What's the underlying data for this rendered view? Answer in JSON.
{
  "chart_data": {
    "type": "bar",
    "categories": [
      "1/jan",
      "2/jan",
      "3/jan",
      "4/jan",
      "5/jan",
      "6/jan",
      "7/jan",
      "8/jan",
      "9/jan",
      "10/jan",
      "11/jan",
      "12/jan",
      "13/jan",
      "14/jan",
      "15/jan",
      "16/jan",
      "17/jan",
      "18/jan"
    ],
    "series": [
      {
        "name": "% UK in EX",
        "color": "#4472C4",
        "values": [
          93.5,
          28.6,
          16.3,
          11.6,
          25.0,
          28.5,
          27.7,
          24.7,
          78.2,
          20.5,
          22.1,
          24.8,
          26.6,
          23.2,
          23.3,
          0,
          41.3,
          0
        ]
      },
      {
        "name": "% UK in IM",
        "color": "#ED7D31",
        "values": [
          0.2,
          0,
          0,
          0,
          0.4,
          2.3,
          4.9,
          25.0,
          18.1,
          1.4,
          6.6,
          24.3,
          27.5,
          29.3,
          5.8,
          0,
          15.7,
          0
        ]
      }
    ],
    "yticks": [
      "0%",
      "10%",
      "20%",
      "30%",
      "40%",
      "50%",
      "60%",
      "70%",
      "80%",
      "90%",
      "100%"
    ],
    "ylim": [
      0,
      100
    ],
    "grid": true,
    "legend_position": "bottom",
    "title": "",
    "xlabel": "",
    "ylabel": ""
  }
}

-- Aim --
Output the entries verbatim.

-- Output below --
What's the underlying data for this rendered view? Answer in JSON.
{
  "chart_data": {
    "type": "bar",
    "categories": [
      "1/jan",
      "2/jan",
      "3/jan",
      "4/jan",
      "5/jan",
      "6/jan",
      "7/jan",
      "8/jan",
      "9/jan",
      "10/jan",
      "11/jan",
      "12/jan",
      "13/jan",
      "14/jan",
      "15/jan",
      "16/jan",
      "17/jan",
      "18/jan"
    ],
    "series": [
      {
        "name": "% UK in EX",
        "color": "#4472C4",
        "values": [
          93.5,
          28.6,
          16.3,
          11.6,
          25.0,
          28.5,
          27.7,
          24.7,
          78.2,
          20.5,
          22.1,
          24.8,
          26.6,
          23.2,
          23.3,
          0,
          41.3,
          0
        ]
      },
      {
        "name": "% UK in IM",
        "color": "#ED7D31",
        "values": [
          0.2,
          0,
          0,
          0,
          0.4,
          2.3,
          4.9,
          25.0,
          18.1,
          1.4,
          6.6,
          24.3,
          27.5,
          29.3,
          5.8,
          0,
          15.7,
          0
        ]
      }
    ],
    "yticks": [
      "0%",
      "10%",
      "20%",
      "30%",
      "40%",
      "50%",
      "60%",
      "70%",
      "80%",
      "90%",
      "100%"
    ],
    "ylim": [
      0,
      100
    ],
    "grid": true,
    "legend_position": "bottom",
    "title": "",
    "xlabel": "",
    "ylabel": ""
  }
}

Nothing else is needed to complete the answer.